(Data records)
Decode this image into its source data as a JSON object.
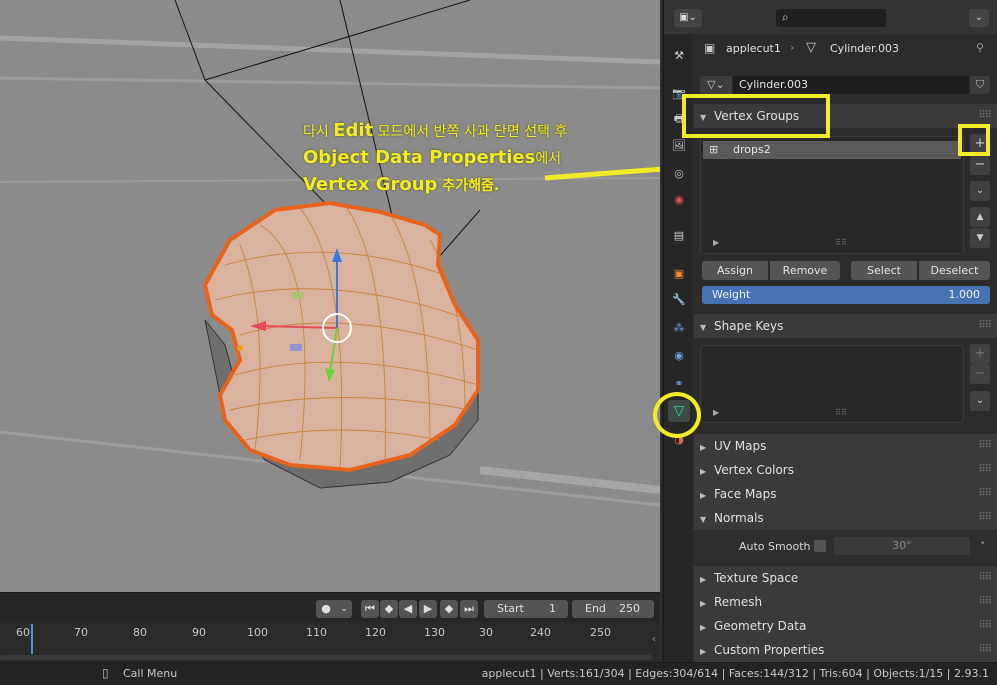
{
  "annotation": {
    "line1_prefix": "다시 ",
    "line1_bold": "Edit",
    "line1_suffix": " 모드에서 반쪽 사과 단면 선택 후",
    "line2_bold": "Object Data Properties",
    "line2_suffix": "에서",
    "line3_bold": "Vertex Group",
    "line3_suffix": " 추가해줌."
  },
  "header": {
    "breadcrumb_object": "applecut1",
    "breadcrumb_mesh": "Cylinder.003",
    "mesh_name_value": "Cylinder.003"
  },
  "vertex_groups": {
    "title": "Vertex Groups",
    "items": [
      {
        "name": "drops2"
      }
    ],
    "assign_label": "Assign",
    "remove_label": "Remove",
    "select_label": "Select",
    "deselect_label": "Deselect",
    "weight_label": "Weight",
    "weight_value": "1.000"
  },
  "shape_keys": {
    "title": "Shape Keys"
  },
  "collapsed_panels": {
    "uv_maps": "UV Maps",
    "vertex_colors": "Vertex Colors",
    "face_maps": "Face Maps"
  },
  "normals": {
    "title": "Normals",
    "auto_smooth_label": "Auto Smooth",
    "angle_value": "30°"
  },
  "lower_panels": {
    "texture_space": "Texture Space",
    "remesh": "Remesh",
    "geometry_data": "Geometry Data",
    "custom_properties": "Custom Properties"
  },
  "timeline": {
    "start_label": "Start",
    "start_value": "1",
    "end_label": "End",
    "end_value": "250",
    "ruler_ticks": [
      "60",
      "70",
      "80",
      "90",
      "100",
      "110",
      "120",
      "130",
      "30",
      "240",
      "250"
    ]
  },
  "statusbar": {
    "call_menu": "Call Menu",
    "stats": "applecut1 | Verts:161/304 | Edges:304/614 | Faces:144/312 | Tris:604 | Objects:1/15 | 2.93.1"
  },
  "colors": {
    "annotation_yellow": "#f2ec28",
    "selection_orange": "#e8621c",
    "weight_blue": "#4772b3",
    "active_tab_green": "#2fd3a0"
  }
}
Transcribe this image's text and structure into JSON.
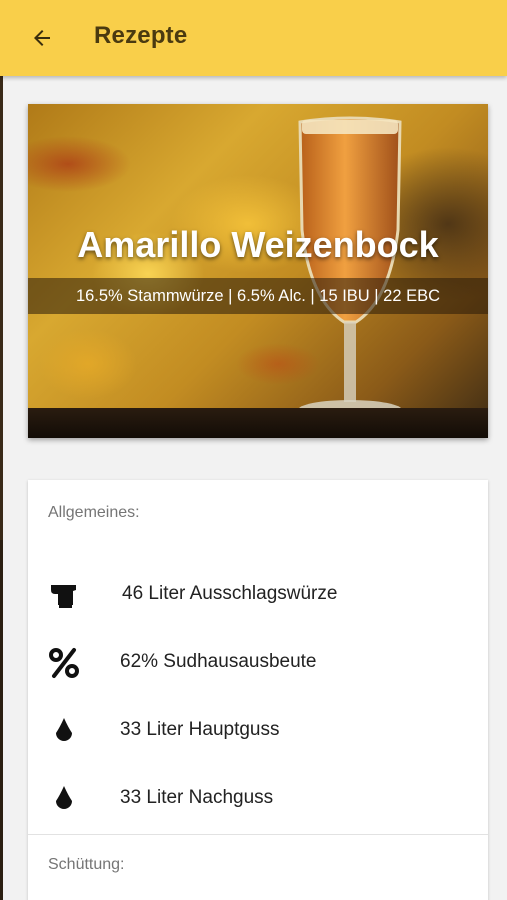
{
  "appbar": {
    "title": "Rezepte",
    "background": "#f9cf4a"
  },
  "hero": {
    "recipe_name": "Amarillo Weizenbock",
    "stats": "16.5% Stammwürze | 6.5% Alc. | 15 IBU | 22 EBC"
  },
  "general": {
    "section_label": "Allgemeines:",
    "items": [
      {
        "icon": "kettle-icon",
        "text": "46 Liter Ausschlagswürze"
      },
      {
        "icon": "percent-icon",
        "text": "62% Sudhausausbeute"
      },
      {
        "icon": "water-drop-icon",
        "text": "33 Liter Hauptguss"
      },
      {
        "icon": "water-drop-icon",
        "text": "33 Liter Nachguss"
      }
    ]
  },
  "grain": {
    "section_label": "Schüttung:"
  }
}
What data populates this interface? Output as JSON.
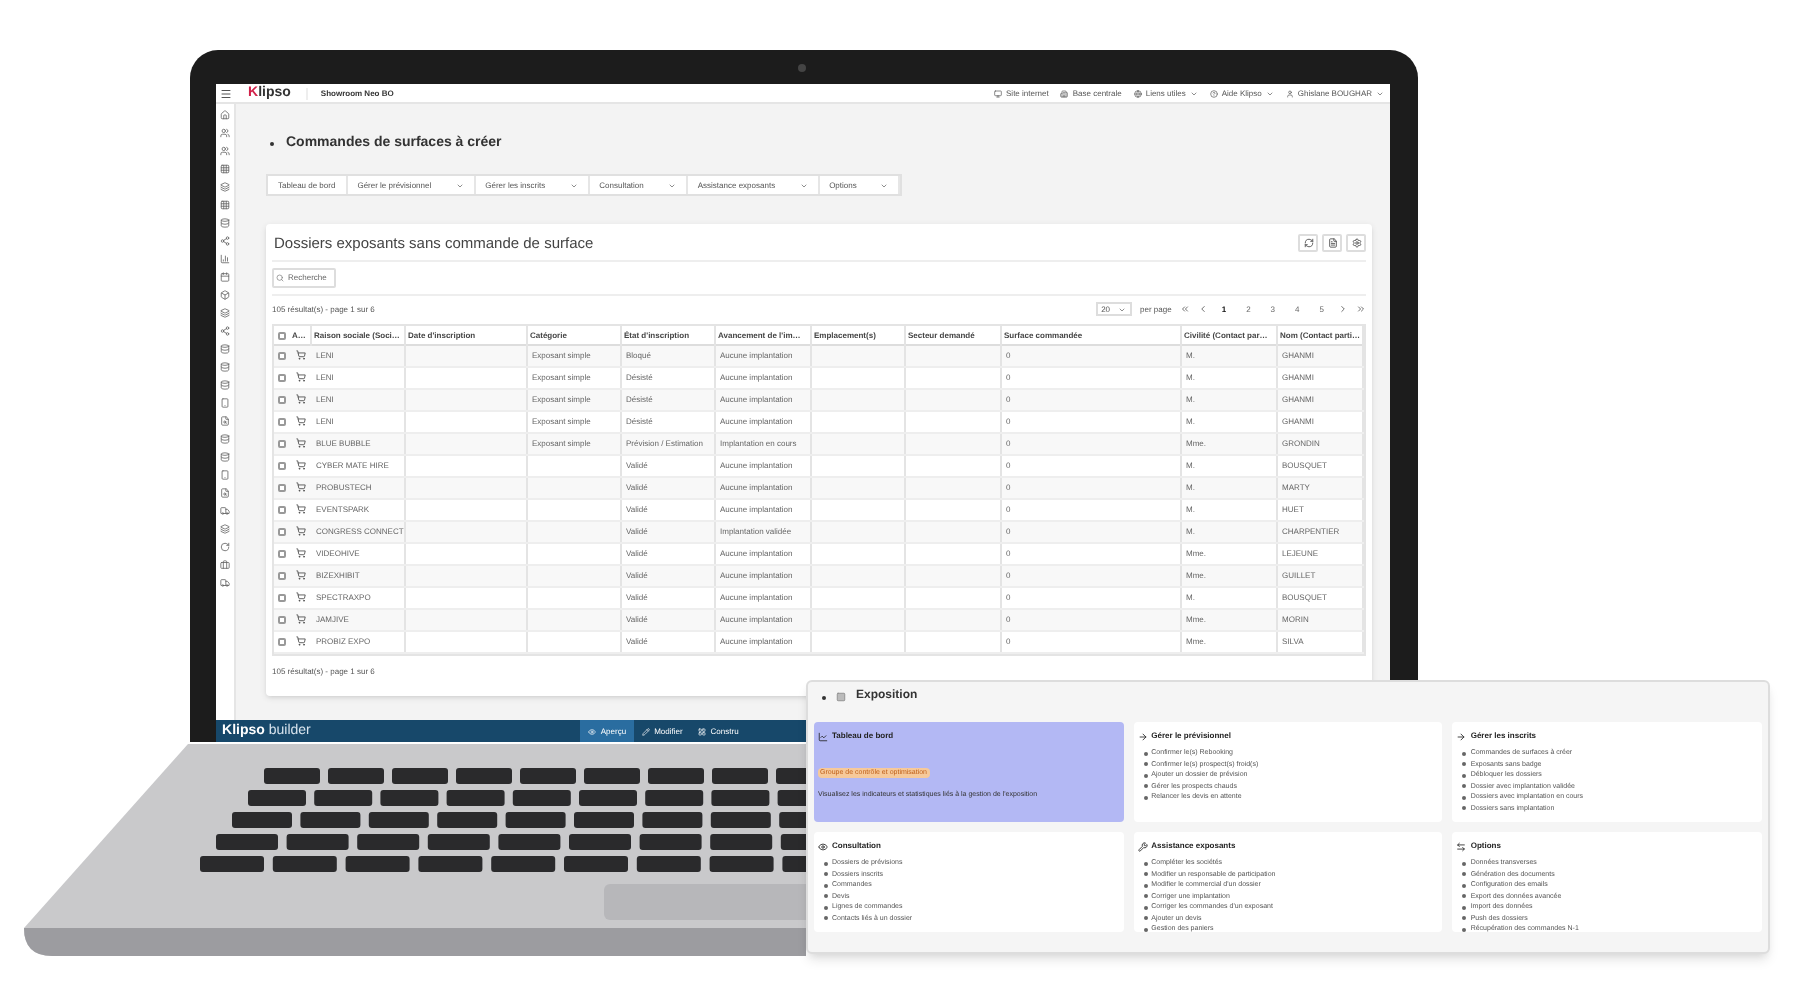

▸ **TASK PROMPT**
Reproduce the entries above exactly. Do not include the images.

▸ **FINAL RESULT**
Decode this image into its source data as a JSON object.
{
  "annotation": {
    "line1_prefix": "다시 ",
    "line1_bold": "Edit",
    "line1_suffix": " 모드에서 반쪽 사과 단면 선택 후",
    "line2_bold": "Object Data Properties",
    "line2_suffix": "에서",
    "line3_bold": "Vertex Group",
    "line3_suffix": " 추가해줌."
  },
  "header": {
    "breadcrumb_object": "applecut1",
    "breadcrumb_mesh": "Cylinder.003",
    "mesh_name_value": "Cylinder.003"
  },
  "vertex_groups": {
    "title": "Vertex Groups",
    "items": [
      {
        "name": "drops2"
      }
    ],
    "assign_label": "Assign",
    "remove_label": "Remove",
    "select_label": "Select",
    "deselect_label": "Deselect",
    "weight_label": "Weight",
    "weight_value": "1.000"
  },
  "shape_keys": {
    "title": "Shape Keys"
  },
  "collapsed_panels": {
    "uv_maps": "UV Maps",
    "vertex_colors": "Vertex Colors",
    "face_maps": "Face Maps"
  },
  "normals": {
    "title": "Normals",
    "auto_smooth_label": "Auto Smooth",
    "angle_value": "30°"
  },
  "lower_panels": {
    "texture_space": "Texture Space",
    "remesh": "Remesh",
    "geometry_data": "Geometry Data",
    "custom_properties": "Custom Properties"
  },
  "timeline": {
    "start_label": "Start",
    "start_value": "1",
    "end_label": "End",
    "end_value": "250",
    "ruler_ticks": [
      "60",
      "70",
      "80",
      "90",
      "100",
      "110",
      "120",
      "130",
      "30",
      "240",
      "250"
    ]
  },
  "statusbar": {
    "call_menu": "Call Menu",
    "stats": "applecut1 | Verts:161/304 | Edges:304/614 | Faces:144/312 | Tris:604 | Objects:1/15 | 2.93.1"
  },
  "colors": {
    "annotation_yellow": "#f2ec28",
    "selection_orange": "#e8621c",
    "weight_blue": "#4772b3",
    "active_tab_green": "#2fd3a0"
  }
}
Transcribe this image's text and structure into JSON.
{
  "appbar": {
    "title": "Rezepte",
    "background": "#f9cf4a"
  },
  "hero": {
    "recipe_name": "Amarillo Weizenbock",
    "stats": "16.5% Stammwürze | 6.5% Alc. | 15 IBU | 22 EBC"
  },
  "general": {
    "section_label": "Allgemeines:",
    "items": [
      {
        "icon": "kettle-icon",
        "text": "46 Liter Ausschlagswürze"
      },
      {
        "icon": "percent-icon",
        "text": "62% Sudhausausbeute"
      },
      {
        "icon": "water-drop-icon",
        "text": "33 Liter Hauptguss"
      },
      {
        "icon": "water-drop-icon",
        "text": "33 Liter Nachguss"
      }
    ]
  },
  "grain": {
    "section_label": "Schüttung:"
  }
}
What data populates this interface? Output as JSON.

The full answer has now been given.